#### Provided passage
******************************

Parsley, Sage, Rosemary and Thyme . . .

Tricolor Sage in A Garden For All by Kathy Diemer

Tricolor Sage (photo credit: Kathy Diemer)

. . . are fabulous herbs, all.  However, by November the parsley is history and rosemary is stored safely inside, leaving sage and thyme to endure whatever Old Man Winter dishes out. During the milder winters, my sage remains evergreen and the thyme doesn’t brown until February.  Every year is a toss up, but whatever happens, these two herbs remain dependably attractive for much longer than the most durable perennials.  They smell great, feel great and add a much needed touch of texture that foraging critters shun.  What could be better during the dormant months ahead?

Berggarten Sage in A Garden For All by Kathy Diemer

Berggarten Sage (photo credit: Kathy Diemer)

******************************

#### Dataset extract
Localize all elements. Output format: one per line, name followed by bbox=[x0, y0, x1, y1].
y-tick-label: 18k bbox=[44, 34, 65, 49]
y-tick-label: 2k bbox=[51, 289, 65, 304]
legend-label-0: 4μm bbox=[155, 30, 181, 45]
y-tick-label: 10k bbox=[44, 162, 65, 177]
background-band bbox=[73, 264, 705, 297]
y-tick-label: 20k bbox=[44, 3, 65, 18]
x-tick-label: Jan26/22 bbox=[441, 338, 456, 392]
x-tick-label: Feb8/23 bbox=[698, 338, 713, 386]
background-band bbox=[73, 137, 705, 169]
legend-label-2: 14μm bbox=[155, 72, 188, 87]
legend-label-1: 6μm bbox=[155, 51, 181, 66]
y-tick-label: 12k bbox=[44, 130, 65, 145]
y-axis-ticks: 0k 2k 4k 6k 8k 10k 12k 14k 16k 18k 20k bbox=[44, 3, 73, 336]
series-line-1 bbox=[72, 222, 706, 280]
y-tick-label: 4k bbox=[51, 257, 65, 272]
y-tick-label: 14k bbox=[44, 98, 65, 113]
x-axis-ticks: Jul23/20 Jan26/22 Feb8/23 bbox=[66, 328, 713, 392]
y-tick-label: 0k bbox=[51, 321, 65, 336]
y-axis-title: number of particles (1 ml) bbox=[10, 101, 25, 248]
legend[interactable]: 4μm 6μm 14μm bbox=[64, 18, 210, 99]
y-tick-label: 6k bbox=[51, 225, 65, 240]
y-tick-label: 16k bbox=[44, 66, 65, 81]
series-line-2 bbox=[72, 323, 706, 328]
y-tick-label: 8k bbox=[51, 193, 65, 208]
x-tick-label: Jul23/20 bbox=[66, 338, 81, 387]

******************************

#### Requests
1 – Answer these questions about the passage on sage and thyme, one answer per line and marked like the questions:
(a) Which herb is stored inside by November?
(b) During the milder winters, until what month does the thyme stay unbrowned?
(c) Which two varieties of sage are named in the captions?
2 – Write out the records again, changing every "background-band" to "shaded-band" and leaving everything else in the records as it is.

#### Solutions
1 –
(a) Rosemary
(b) February
(c) Tricolor Sage and Berggarten Sage

2 –
Localize all elements. Output format: one per line, name followed by bbox=[x0, y0, x1, y1].
y-tick-label: 18k bbox=[44, 34, 65, 49]
y-tick-label: 2k bbox=[51, 289, 65, 304]
legend-label-0: 4μm bbox=[155, 30, 181, 45]
y-tick-label: 10k bbox=[44, 162, 65, 177]
shaded-band bbox=[73, 264, 705, 297]
y-tick-label: 20k bbox=[44, 3, 65, 18]
x-tick-label: Jan26/22 bbox=[441, 338, 456, 392]
x-tick-label: Feb8/23 bbox=[698, 338, 713, 386]
shaded-band bbox=[73, 137, 705, 169]
legend-label-2: 14μm bbox=[155, 72, 188, 87]
legend-label-1: 6μm bbox=[155, 51, 181, 66]
y-tick-label: 12k bbox=[44, 130, 65, 145]
y-axis-ticks: 0k 2k 4k 6k 8k 10k 12k 14k 16k 18k 20k bbox=[44, 3, 73, 336]
series-line-1 bbox=[72, 222, 706, 280]
y-tick-label: 4k bbox=[51, 257, 65, 272]
y-tick-label: 14k bbox=[44, 98, 65, 113]
x-axis-ticks: Jul23/20 Jan26/22 Feb8/23 bbox=[66, 328, 713, 392]
y-tick-label: 0k bbox=[51, 321, 65, 336]
y-axis-title: number of particles (1 ml) bbox=[10, 101, 25, 248]
legend[interactable]: 4μm 6μm 14μm bbox=[64, 18, 210, 99]
y-tick-label: 6k bbox=[51, 225, 65, 240]
y-tick-label: 16k bbox=[44, 66, 65, 81]
series-line-2 bbox=[72, 323, 706, 328]
y-tick-label: 8k bbox=[51, 193, 65, 208]
x-tick-label: Jul23/20 bbox=[66, 338, 81, 387]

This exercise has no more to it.